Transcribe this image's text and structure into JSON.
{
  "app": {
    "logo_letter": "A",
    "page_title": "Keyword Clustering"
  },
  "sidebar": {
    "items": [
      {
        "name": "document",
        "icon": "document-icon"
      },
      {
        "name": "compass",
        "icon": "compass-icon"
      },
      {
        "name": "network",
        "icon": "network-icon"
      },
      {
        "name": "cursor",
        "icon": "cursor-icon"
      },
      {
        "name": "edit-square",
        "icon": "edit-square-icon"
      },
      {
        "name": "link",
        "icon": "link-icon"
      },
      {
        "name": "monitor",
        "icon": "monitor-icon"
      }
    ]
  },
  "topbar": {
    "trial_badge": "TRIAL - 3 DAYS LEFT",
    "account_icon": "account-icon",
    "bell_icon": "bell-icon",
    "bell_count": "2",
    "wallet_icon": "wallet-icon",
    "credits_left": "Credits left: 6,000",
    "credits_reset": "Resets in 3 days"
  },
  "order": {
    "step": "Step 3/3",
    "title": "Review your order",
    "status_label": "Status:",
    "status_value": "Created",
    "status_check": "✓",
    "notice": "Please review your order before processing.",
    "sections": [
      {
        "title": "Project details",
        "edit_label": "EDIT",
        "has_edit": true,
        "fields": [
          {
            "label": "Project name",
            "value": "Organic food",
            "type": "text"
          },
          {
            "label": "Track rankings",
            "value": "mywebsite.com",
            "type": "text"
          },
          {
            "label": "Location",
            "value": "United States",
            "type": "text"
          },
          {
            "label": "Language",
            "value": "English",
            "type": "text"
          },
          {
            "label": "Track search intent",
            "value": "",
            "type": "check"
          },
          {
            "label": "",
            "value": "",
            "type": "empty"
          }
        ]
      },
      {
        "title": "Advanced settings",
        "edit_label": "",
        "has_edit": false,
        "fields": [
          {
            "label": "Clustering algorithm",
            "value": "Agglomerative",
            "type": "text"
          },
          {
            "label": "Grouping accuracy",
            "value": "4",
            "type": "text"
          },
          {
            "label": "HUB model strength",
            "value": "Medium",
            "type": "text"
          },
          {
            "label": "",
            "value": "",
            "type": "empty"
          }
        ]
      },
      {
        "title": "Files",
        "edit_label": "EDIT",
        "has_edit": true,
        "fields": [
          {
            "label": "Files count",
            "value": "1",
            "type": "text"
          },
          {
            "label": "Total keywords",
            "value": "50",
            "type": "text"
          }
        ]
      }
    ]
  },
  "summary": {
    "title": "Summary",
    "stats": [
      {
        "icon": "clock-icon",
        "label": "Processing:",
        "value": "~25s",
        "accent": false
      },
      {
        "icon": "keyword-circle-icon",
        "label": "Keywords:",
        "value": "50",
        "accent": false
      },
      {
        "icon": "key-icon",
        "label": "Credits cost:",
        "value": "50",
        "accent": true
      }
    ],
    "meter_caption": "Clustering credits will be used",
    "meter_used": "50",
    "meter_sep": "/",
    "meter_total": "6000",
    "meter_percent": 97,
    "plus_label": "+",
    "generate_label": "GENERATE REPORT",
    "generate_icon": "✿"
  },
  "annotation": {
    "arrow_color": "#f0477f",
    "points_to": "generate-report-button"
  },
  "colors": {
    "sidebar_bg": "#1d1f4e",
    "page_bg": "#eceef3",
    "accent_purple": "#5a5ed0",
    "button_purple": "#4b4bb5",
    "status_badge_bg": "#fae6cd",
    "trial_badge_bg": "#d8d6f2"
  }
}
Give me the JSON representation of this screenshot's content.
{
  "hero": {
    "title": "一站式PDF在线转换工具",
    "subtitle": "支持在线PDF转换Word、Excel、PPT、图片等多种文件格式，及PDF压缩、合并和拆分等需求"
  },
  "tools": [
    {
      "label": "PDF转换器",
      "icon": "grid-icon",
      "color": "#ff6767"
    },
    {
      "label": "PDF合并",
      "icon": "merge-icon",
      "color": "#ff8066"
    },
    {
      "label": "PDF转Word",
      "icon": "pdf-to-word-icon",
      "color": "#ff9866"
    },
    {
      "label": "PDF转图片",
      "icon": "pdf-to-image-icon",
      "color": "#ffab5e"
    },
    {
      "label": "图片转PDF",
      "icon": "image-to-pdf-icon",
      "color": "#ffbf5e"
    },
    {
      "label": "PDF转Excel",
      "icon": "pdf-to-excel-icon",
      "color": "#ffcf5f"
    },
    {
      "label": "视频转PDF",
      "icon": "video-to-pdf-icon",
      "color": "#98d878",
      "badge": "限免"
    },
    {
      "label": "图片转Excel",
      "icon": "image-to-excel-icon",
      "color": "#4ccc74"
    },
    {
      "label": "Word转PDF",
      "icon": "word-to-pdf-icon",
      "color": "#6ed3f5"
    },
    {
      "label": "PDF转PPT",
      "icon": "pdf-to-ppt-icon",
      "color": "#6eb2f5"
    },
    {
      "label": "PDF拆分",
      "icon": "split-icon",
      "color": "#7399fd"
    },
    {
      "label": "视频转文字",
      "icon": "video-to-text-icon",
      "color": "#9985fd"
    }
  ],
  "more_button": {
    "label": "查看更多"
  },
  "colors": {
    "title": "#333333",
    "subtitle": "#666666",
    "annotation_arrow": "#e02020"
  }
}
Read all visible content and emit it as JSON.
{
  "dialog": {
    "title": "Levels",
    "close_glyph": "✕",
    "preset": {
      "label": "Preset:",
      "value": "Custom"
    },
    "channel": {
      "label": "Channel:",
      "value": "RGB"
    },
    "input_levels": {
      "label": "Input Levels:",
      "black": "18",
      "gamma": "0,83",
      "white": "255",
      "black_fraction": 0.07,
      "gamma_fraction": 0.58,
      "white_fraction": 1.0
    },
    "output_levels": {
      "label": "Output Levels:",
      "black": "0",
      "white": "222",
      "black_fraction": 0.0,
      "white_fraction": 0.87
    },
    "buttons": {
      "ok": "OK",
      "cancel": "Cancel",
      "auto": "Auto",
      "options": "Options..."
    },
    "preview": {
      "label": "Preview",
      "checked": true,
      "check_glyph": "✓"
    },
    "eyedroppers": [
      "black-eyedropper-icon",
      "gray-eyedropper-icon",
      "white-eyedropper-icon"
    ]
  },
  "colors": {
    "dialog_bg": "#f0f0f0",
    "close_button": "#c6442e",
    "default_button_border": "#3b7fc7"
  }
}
§ §
## PROBLEM TO WORK ON
Wherever the word "square" occurs in a line of the listing, copy that line.

## WRITTEN RESPONSE
        "name": "edit-square",
        "icon": "edit-square-icon"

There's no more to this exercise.